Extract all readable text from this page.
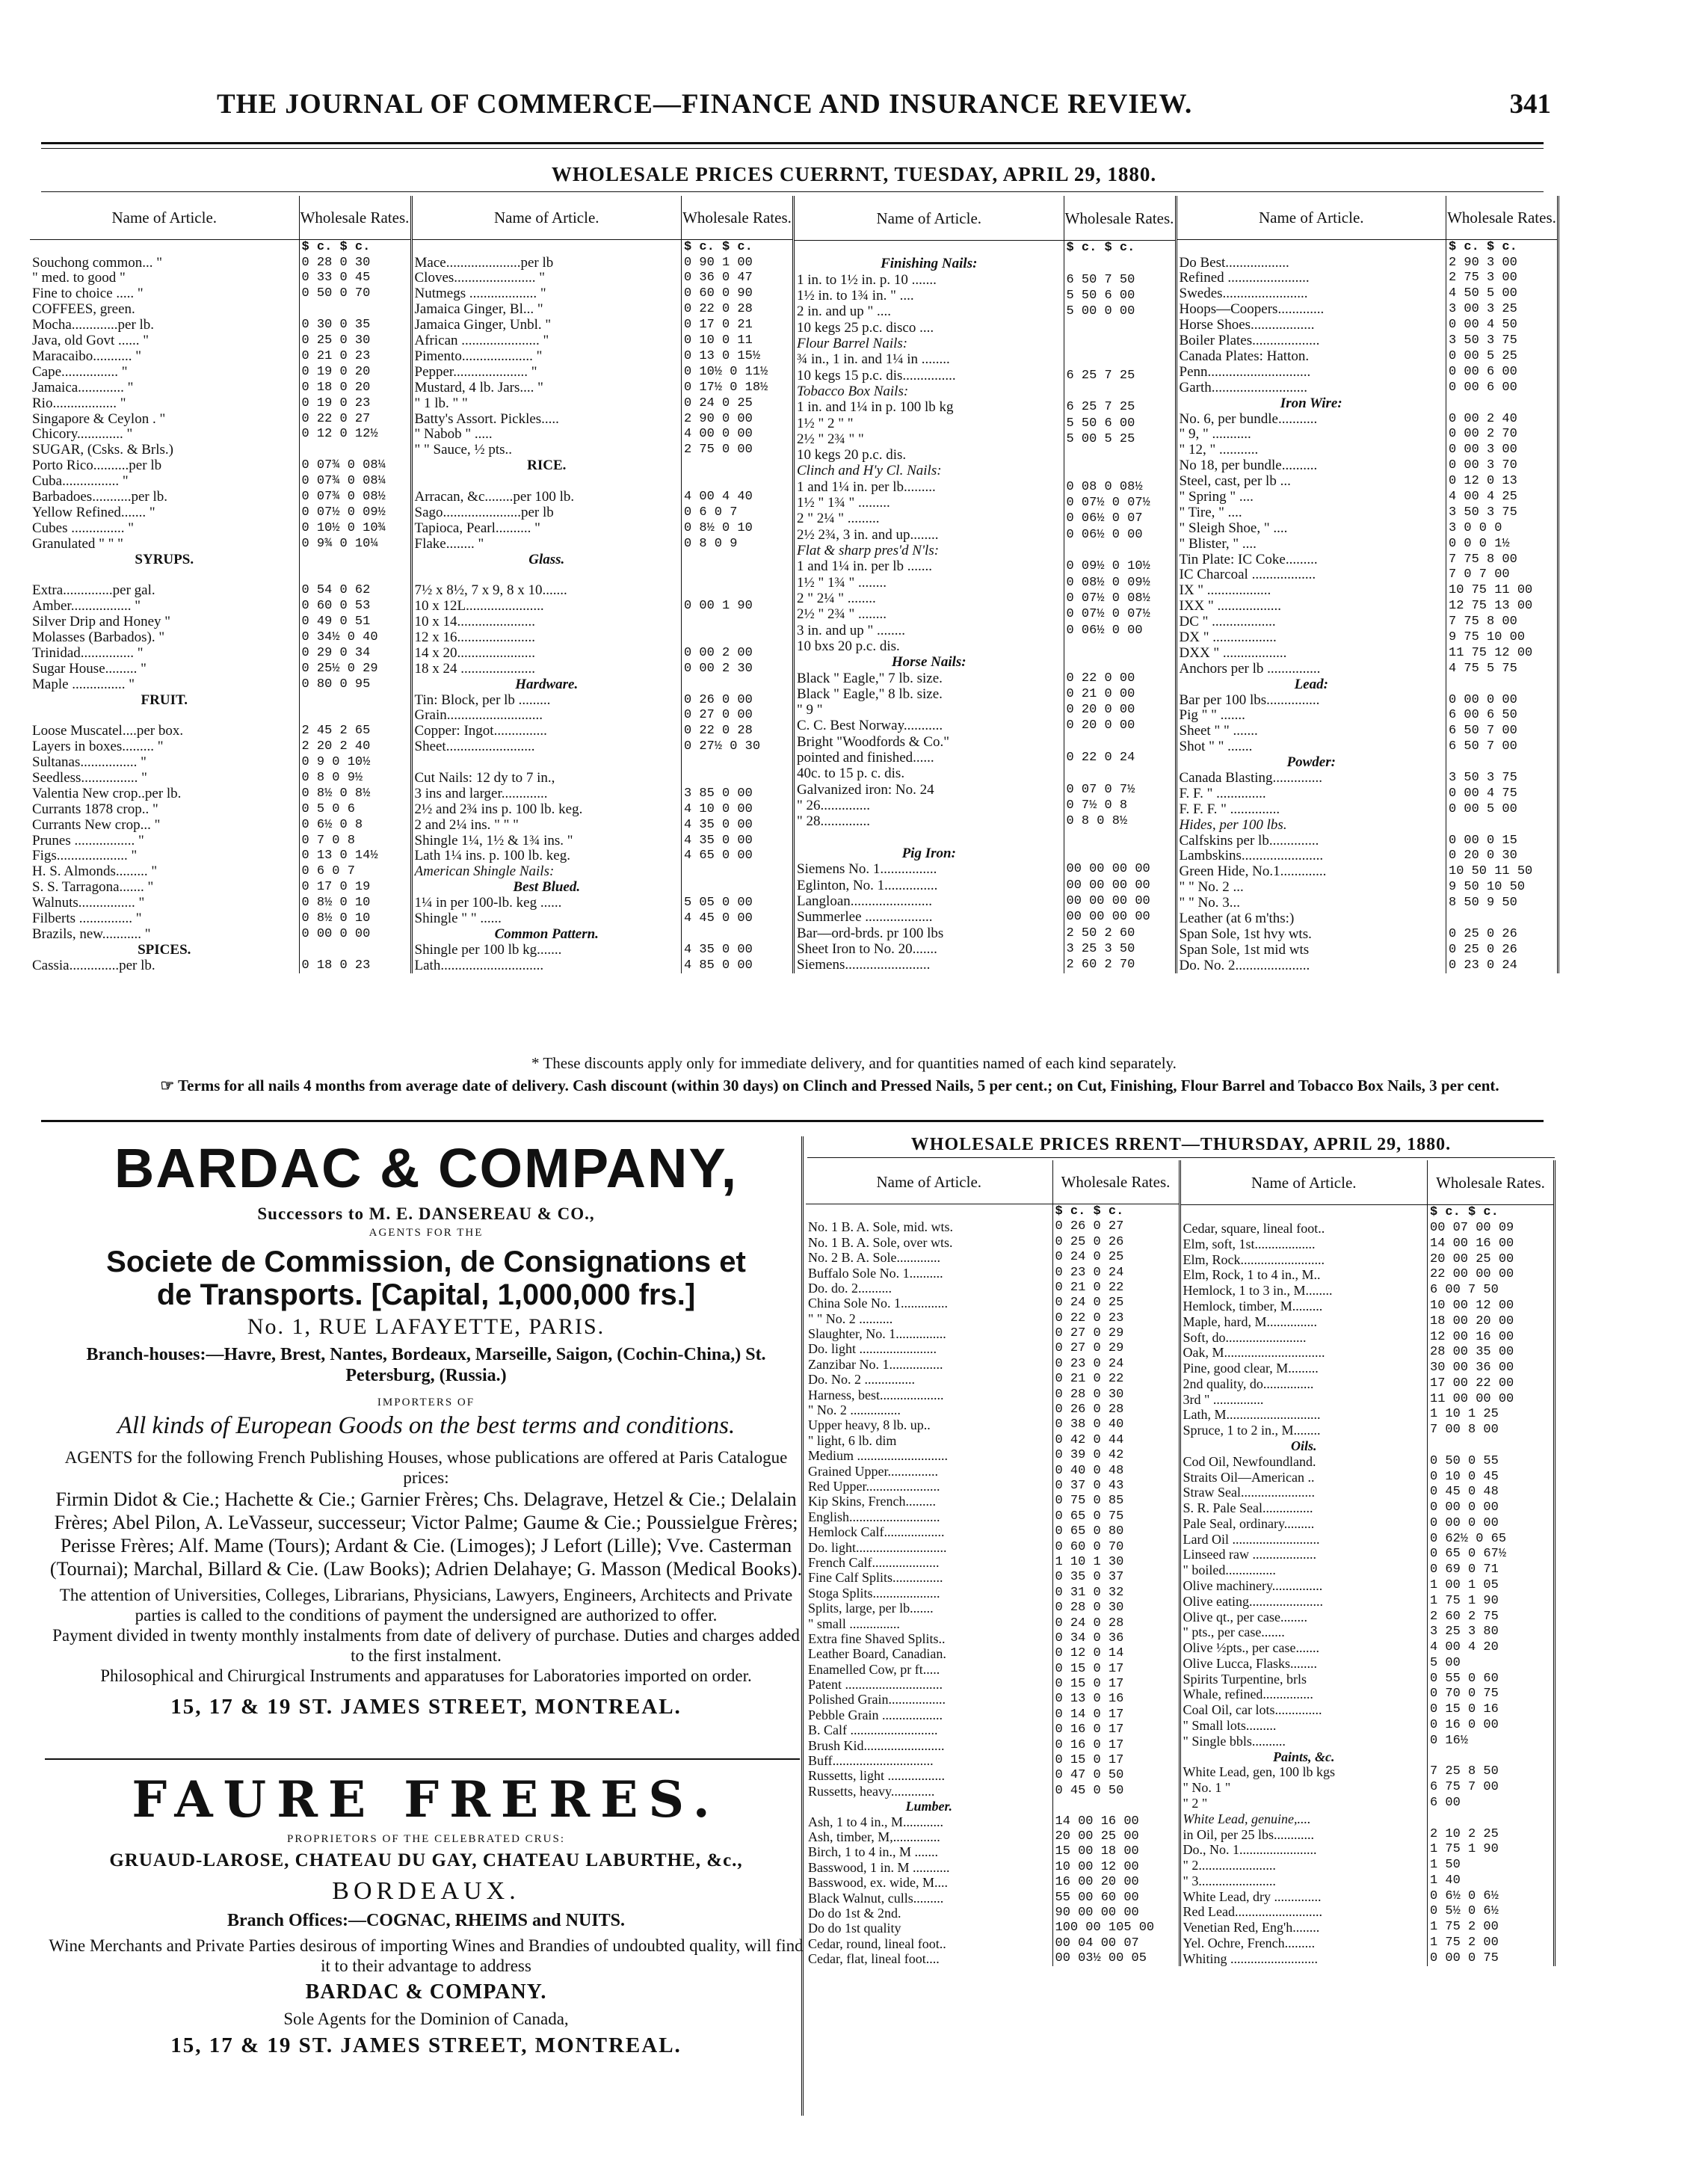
THE JOURNAL OF COMMERCE—FINANCE AND INSURANCE REVIEW.	341
WHOLESALE PRICES CUERRNT, TUESDAY, APRIL 29, 1880.
Name of Article.	Wholesale Rates.
	$ c. $ c.
Souchong common... "	0 28 0 30
" med. to good "	0 33 0 45
Fine to choice ..... "	0 50 0 70
COFFEES, green.	
Mocha.............per lb.	0 30 0 35
Java, old Govt ...... "	0 25 0 30
Maracaibo........... "	0 21 0 23
Cape................ "	0 19 0 20
Jamaica............. "	0 18 0 20
Rio.................. "	0 19 0 23
Singapore & Ceylon . "	0 22 0 27
Chicory............. "	0 12 0 12½
SUGAR, (Csks. & Brls.)	
Porto Rico..........per lb	0 07¾ 0 08¼
Cuba................ "	0 07¾ 0 08¼
Barbadoes...........per lb.	0 07¾ 0 08½
Yellow Refined....... "	0 07½ 0 09½
Cubes ............... "	0 10½ 0 10¾
Granulated " " "	0 9¾ 0 10¼
SYRUPS.	

Extra..............per gal.	0 54 0 62
Amber................. "	0 60 0 53
Silver Drip and Honey "	0 49 0 51
Molasses (Barbados). "	0 34½ 0 40
Trinidad............... "	0 29 0 34
Sugar House......... "	0 25½ 0 29
Maple ............... "	0 80 0 95
FRUIT.	

Loose Muscatel....per box.	2 45 2 65
Layers in boxes......... "	2 20 2 40
Sultanas................ "	0 9 0 10½
Seedless................ "	0 8 0 9½
Valentia New crop..per lb.	0 8½ 0 8½
Currants 1878 crop.. "	0 5 0 6
Currants New crop... "	0 6½ 0 8
Prunes ................. "	0 7 0 8
Figs.................... "	0 13 0 14½
H. S. Almonds......... "	0 6 0 7
S. S. Tarragona....... "	0 17 0 19
Walnuts................ "	0 8½ 0 10
Filberts ............... "	0 8½ 0 10
Brazils, new........... "	0 00 0 00
SPICES.	
Cassia..............per lb.	0 18 0 23
Name of Article.	Wholesale Rates.
	$ c. $ c.
Mace.....................per lb	0 90 1 00
Cloves....................... "	0 36 0 47
Nutmegs ................... "	0 60 0 90
Jamaica Ginger, Bl... "	0 22 0 28
Jamaica Ginger, Unbl. "	0 17 0 21
African ...................... "	0 10 0 11
Pimento.................... "	0 13 0 15½
Pepper..................... "	0 10½ 0 11½
Mustard, 4 lb. Jars.... "	0 17½ 0 18½
" 1 lb. " "	0 24 0 25
Batty's Assort. Pickles.....	2 90 0 00
" Nabob " .....	4 00 0 00
" " Sauce, ½ pts..	2 75 0 00
RICE.	

Arracan, &c........per 100 lb.	4 00 4 40
Sago......................per lb	0 6 0 7
Tapioca, Pearl.......... "	0 8½ 0 10
Flake........ "	0 8 0 9
Glass.	

7½ x 8½, 7 x 9, 8 x 10.......	
10 x 12L......................	0 00 1 90
10 x 14......................	
12 x 16......................	
14 x 20......................	0 00 2 00
18 x 24 .....................	0 00 2 30
Hardware.	
Tin: Block, per lb .........	0 26 0 00
Grain...........................	0 27 0 00
Copper: Ingot...............	0 22 0 28
Sheet.........................	0 27½ 0 30

Cut Nails: 12 dy to 7 in.,	
3 ins and larger.............	3 85 0 00
2½ and 2¾ ins p. 100 lb. keg.	4 10 0 00
2 and 2¼ ins. " " "	4 35 0 00
Shingle 1¼, 1½ & 1¾ ins. "	4 35 0 00
Lath 1¼ ins. p. 100 lb. keg.	4 65 0 00
American Shingle Nails:	
Best Blued.	
1¼ in per 100-lb. keg ......	5 05 0 00
Shingle " " ......	4 45 0 00
Common Pattern.	
Shingle per 100 lb kg.......	4 35 0 00
Lath.............................	4 85 0 00
Name of Article.	Wholesale Rates.
	$ c. $ c.
Finishing Nails:	
1 in. to 1½ in. p. 10 .......	6 50 7 50
1½ in. to 1¾ in. " ....	5 50 6 00
2 in. and up " ....	5 00 0 00
10 kegs 25 p.c. disco ....	
Flour Barrel Nails:	
¾ in., 1 in. and 1¼ in ........	
10 kegs 15 p.c. dis...............	6 25 7 25
Tobacco Box Nails:	
1 in. and 1¼ in p. 100 lb kg	6 25 7 25
1½ " 2 " "	5 50 6 00
2½ " 2¾ " "	5 00 5 25
10 kegs 20 p.c. dis.	
Clinch and H'y Cl. Nails:	
1 and 1¼ in. per lb.........	0 08 0 08½
1½ " 1¾ " .........	0 07½ 0 07½
2 " 2¼ " .........	0 06½ 0 07
2½ 2¾, 3 in. and up........	0 06½ 0 00
Flat & sharp pres'd N'ls:	
1 and 1¼ in. per lb .......	0 09½ 0 10½
1½ " 1¾ " ........	0 08½ 0 09½
2 " 2¼ " ........	0 07½ 0 08½
2½ " 2¾ " ........	0 07½ 0 07½
3 in. and up " ........	0 06½ 0 00
10 bxs 20 p.c. dis.	
Horse Nails:	
Black " Eagle," 7 lb. size.	0 22 0 00
Black " Eagle," 8 lb. size.	0 21 0 00
" 9 "	0 20 0 00
C. C. Best Norway...........	0 20 0 00
Bright "Woodfords & Co."	
pointed and finished......	0 22 0 24
40c. to 15 p. c. dis.	
Galvanized iron: No. 24	0 07 0 7½
" 26..............	0 7½ 0 8
" 28..............	0 8 0 8½

Pig Iron:	
Siemens No. 1................	00 00 00 00
Eglinton, No. 1...............	00 00 00 00
Langloan.......................	00 00 00 00
Summerlee ...................	00 00 00 00
Bar—ord-brds. pr 100 lbs	2 50 2 60
Sheet Iron to No. 20.......	3 25 3 50
Siemens........................	2 60 2 70
Name of Article.	Wholesale Rates.
	$ c. $ c.
Do Best..................	2 90 3 00
Refined .......................	2 75 3 00
Swedes........................	4 50 5 00
Hoops—Coopers.............	3 00 3 25
Horse Shoes..................	0 00 4 50
Boiler Plates...................	3 50 3 75
Canada Plates: Hatton.	0 00 5 25
Penn.............................	0 00 6 00
Garth...........................	0 00 6 00
Iron Wire:	
No. 6, per bundle...........	0 00 2 40
" 9, " ...........	0 00 2 70
" 12, " ...........	0 00 3 00
No 18, per bundle..........	0 00 3 70
Steel, cast, per lb ...	0 12 0 13
" Spring " ....	4 00 4 25
" Tire, " ....	3 50 3 75
" Sleigh Shoe, " ....	3 0 0 0
" Blister, " ....	0 0 0 1½
Tin Plate: IC Coke.........	7 75 8 00
IC Charcoal ..................	7 0 7 00
IX " ..................	10 75 11 00
IXX " ..................	12 75 13 00
DC " ..................	7 75 8 00
DX " ..................	9 75 10 00
DXX " ..................	11 75 12 00
Anchors per lb ...............	4 75 5 75
Lead:	
Bar per 100 lbs...............	0 00 0 00
Pig " " .......	6 00 6 50
Sheet " " .......	6 50 7 00
Shot " " .......	6 50 7 00
Powder:	
Canada Blasting..............	3 50 3 75
F. F. " ..............	0 00 4 75
F. F. F. " ..............	0 00 5 00
Hides, per 100 lbs.	
Calfskins per lb..............	0 00 0 15
Lambskins.......................	0 20 0 30
Green Hide, No.1.............	10 50 11 50
" " No. 2 ...	9 50 10 50
" " No. 3...	8 50 9 50
Leather (at 6 m'ths:)	
Span Sole, 1st hvy wts.	0 25 0 26
Span Sole, 1st mid wts	0 25 0 26
Do. No. 2.....................	0 23 0 24
* These discounts apply only for immediate delivery, and for quantities named of each kind separately.
☞ Terms for all nails 4 months from average date of delivery. Cash discount (within 30 days) on Clinch and Pressed Nails, 5 per cent.; on Cut, Finishing, Flour Barrel and Tobacco Box Nails, 3 per cent.
BARDAC & COMPANY,
Successors to M. E. DANSEREAU & CO.,
AGENTS FOR THE
Societe de Commission, de Consignations et
de Transports. [Capital, 1,000,000 frs.]
No. 1, RUE LAFAYETTE, PARIS.
Branch-houses:—Havre, Brest, Nantes, Bordeaux, Marseille, Saigon, (Cochin-China,) St. Petersburg, (Russia.)
IMPORTERS OF
All kinds of European Goods on the best terms and conditions.
AGENTS for the following French Publishing Houses, whose publications are offered at Paris Catalogue prices:
Firmin Didot & Cie.; Hachette & Cie.; Garnier Frères; Chs. Delagrave, Hetzel & Cie.; Delalain Frères; Abel Pilon, A. LeVasseur, successeur; Victor Palme; Gaume & Cie.; Poussielgue Frères; Perisse Frères; Alf. Mame (Tours); Ardant & Cie. (Limoges); J Lefort (Lille); Vve. Casterman (Tournai); Marchal, Billard & Cie. (Law Books); Adrien Delahaye; G. Masson (Medical Books).
The attention of Universities, Colleges, Librarians, Physicians, Lawyers, Engineers, Architects and Private parties is called to the conditions of payment the undersigned are authorized to offer.
Payment divided in twenty monthly instalments from date of delivery of purchase. Duties and charges added to the first instalment.
Philosophical and Chirurgical Instruments and apparatuses for Laboratories imported on order.
15, 17 & 19 ST. JAMES STREET, MONTREAL.
FAURE FRERES.
PROPRIETORS OF THE CELEBRATED CRUS:
GRUAUD-LAROSE, CHATEAU DU GAY, CHATEAU LABURTHE, &c.,
BORDEAUX.
Branch Offices:—COGNAC, RHEIMS and NUITS.
Wine Merchants and Private Parties desirous of importing Wines and Brandies of undoubted quality, will find it to their advantage to address
BARDAC & COMPANY.
Sole Agents for the Dominion of Canada,
15, 17 & 19 ST. JAMES STREET, MONTREAL.
WHOLESALE PRICES RRENT—THURSDAY, APRIL 29, 1880.
Name of Article.	Wholesale Rates.
	$ c. $ c.
No. 1 B. A. Sole, mid. wts.	0 26 0 27
No. 1 B. A. Sole, over wts.	0 25 0 26
No. 2 B. A. Sole.............	0 24 0 25
Buffalo Sole No. 1..........	0 23 0 24
Do. do. 2..........	0 21 0 22
China Sole No. 1..............	0 24 0 25
" " No. 2 ..........	0 22 0 23
Slaughter, No. 1...............	0 27 0 29
Do. light .......................	0 27 0 29
Zanzibar No. 1................	0 23 0 24
Do. No. 2 ...............	0 21 0 22
Harness, best...................	0 28 0 30
" No. 2 ...............	0 26 0 28
Upper heavy, 8 lb. up..	0 38 0 40
" light, 6 lb. dim	0 42 0 44
Medium ...........................	0 39 0 42
Grained Upper...............	0 40 0 48
Red Upper......................	0 37 0 43
Kip Skins, French.........	0 75 0 85
English...........................	0 65 0 75
Hemlock Calf..................	0 65 0 80
Do. light...........................	0 60 0 70
French Calf....................	1 10 1 30
Fine Calf Splits...............	0 35 0 37
Stoga Splits....................	0 31 0 32
Splits, large, per lb.......	0 28 0 30
" small ...............	0 24 0 28
Extra fine Shaved Splits..	0 34 0 36
Leather Board, Canadian.	0 12 0 14
Enamelled Cow, pr ft.....	0 15 0 17
Patent .............................	0 15 0 17
Polished Grain.................	0 13 0 16
Pebble Grain ..................	0 14 0 17
B. Calf ..........................	0 16 0 17
Brush Kid........................	0 16 0 17
Buff..............................	0 15 0 17
Russetts, light .................	0 47 0 50
Russetts, heavy.............	0 45 0 50
Lumber.	
Ash, 1 to 4 in., M............	14 00 16 00
Ash, timber, M,..............	20 00 25 00
Birch, 1 to 4 in., M .......	15 00 18 00
Basswood, 1 in. M ...........	10 00 12 00
Basswood, ex. wide, M....	16 00 20 00
Black Walnut, culls.........	55 00 60 00
Do do 1st & 2nd.	90 00 00 00
Do do 1st quality	100 00 105 00
Cedar, round, lineal foot..	00 04 00 07
Cedar, flat, lineal foot....	00 03½ 00 05
Name of Article.	Wholesale Rates.
	$ c. $ c.
Cedar, square, lineal foot..	00 07 00 09
Elm, soft, 1st..................	14 00 16 00
Elm, Rock.........................	20 00 25 00
Elm, Rock, 1 to 4 in., M..	22 00 00 00
Hemlock, 1 to 3 in., M........	6 00 7 50
Hemlock, timber, M.........	10 00 12 00
Maple, hard, M...............	18 00 20 00
Soft, do........................	12 00 16 00
Oak, M..............................	28 00 35 00
Pine, good clear, M.........	30 00 36 00
2nd quality, do...............	17 00 22 00
3rd " ...............	11 00 00 00
Lath, M............................	1 10 1 25
Spruce, 1 to 2 in., M........	7 00 8 00
Oils.	
Cod Oil, Newfoundland.	0 50 0 55
Straits Oil—American ..	0 10 0 45
Straw Seal......................	0 45 0 48
S. R. Pale Seal...............	0 00 0 00
Pale Seal, ordinary.........	0 00 0 00
Lard Oil ..........................	0 62½ 0 65
Linseed raw ...................	0 65 0 67½
" boiled...............	0 69 0 71
Olive machinery...............	1 00 1 05
Olive eating......................	1 75 1 90
Olive qt., per case........	2 60 2 75
" pts., per case.......	3 25 3 80
Olive ½pts., per case.......	4 00 4 20
Olive Lucca, Flasks........	5 00
Spirits Turpentine, brls	0 55 0 60
Whale, refined...............	0 70 0 75
Coal Oil, car lots..............	0 15 0 16
" Small lots.........	0 16 0 00
" Single bbls..........	0 16½
Paints, &c.	
White Lead, gen, 100 lb kgs	7 25 8 50
" No. 1 "	6 75 7 00
" 2 "	6 00
White Lead, genuine,....	
in Oil, per 25 lbs............	2 10 2 25
Do., No. 1.......................	1 75 1 90
" 2.......................	1 50
" 3.......................	1 40
White Lead, dry ..............	0 6½ 0 6½
Red Lead..........................	0 5½ 0 6½
Venetian Red, Eng'h........	1 75 2 00
Yel. Ochre, French.........	1 75 2 00
Whiting ..........................	0 00 0 75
__________________________________________________
Written instruction:
Select every line of the material above holding the word "foot" and copy it.

Worked answer:
Cedar, round, lineal foot..	00 04 00 07
Cedar, flat, lineal foot....	00 03½ 00 05
Cedar, square, lineal foot..	00 07 00 09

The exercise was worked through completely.